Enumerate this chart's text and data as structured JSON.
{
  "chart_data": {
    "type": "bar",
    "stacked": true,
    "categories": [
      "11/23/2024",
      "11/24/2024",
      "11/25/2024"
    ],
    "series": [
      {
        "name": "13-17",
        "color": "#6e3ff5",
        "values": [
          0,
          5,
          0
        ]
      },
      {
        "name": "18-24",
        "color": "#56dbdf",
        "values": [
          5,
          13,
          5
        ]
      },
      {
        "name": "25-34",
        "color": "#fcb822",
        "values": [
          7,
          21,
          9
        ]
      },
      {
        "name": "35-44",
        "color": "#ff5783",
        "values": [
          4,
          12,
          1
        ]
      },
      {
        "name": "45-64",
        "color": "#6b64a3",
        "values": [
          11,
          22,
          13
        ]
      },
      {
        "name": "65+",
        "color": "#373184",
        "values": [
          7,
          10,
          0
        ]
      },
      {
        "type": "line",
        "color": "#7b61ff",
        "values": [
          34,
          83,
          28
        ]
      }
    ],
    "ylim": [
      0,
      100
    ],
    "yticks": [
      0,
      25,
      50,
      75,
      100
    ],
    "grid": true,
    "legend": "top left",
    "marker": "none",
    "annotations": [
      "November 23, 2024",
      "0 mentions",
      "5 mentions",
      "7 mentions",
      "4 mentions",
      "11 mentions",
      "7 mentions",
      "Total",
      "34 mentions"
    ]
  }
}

---

Give back the whole listing, word for word.

- **Full output**
Enumerate this chart's text and data as structured JSON.
{
  "chart_data": {
    "type": "bar",
    "stacked": true,
    "categories": [
      "11/23/2024",
      "11/24/2024",
      "11/25/2024"
    ],
    "series": [
      {
        "name": "13-17",
        "color": "#6e3ff5",
        "values": [
          0,
          5,
          0
        ]
      },
      {
        "name": "18-24",
        "color": "#56dbdf",
        "values": [
          5,
          13,
          5
        ]
      },
      {
        "name": "25-34",
        "color": "#fcb822",
        "values": [
          7,
          21,
          9
        ]
      },
      {
        "name": "35-44",
        "color": "#ff5783",
        "values": [
          4,
          12,
          1
        ]
      },
      {
        "name": "45-64",
        "color": "#6b64a3",
        "values": [
          11,
          22,
          13
        ]
      },
      {
        "name": "65+",
        "color": "#373184",
        "values": [
          7,
          10,
          0
        ]
      },
      {
        "type": "line",
        "color": "#7b61ff",
        "values": [
          34,
          83,
          28
        ]
      }
    ],
    "ylim": [
      0,
      100
    ],
    "yticks": [
      0,
      25,
      50,
      75,
      100
    ],
    "grid": true,
    "legend": "top left",
    "marker": "none",
    "annotations": [
      "November 23, 2024",
      "0 mentions",
      "5 mentions",
      "7 mentions",
      "4 mentions",
      "11 mentions",
      "7 mentions",
      "Total",
      "34 mentions"
    ]
  }
}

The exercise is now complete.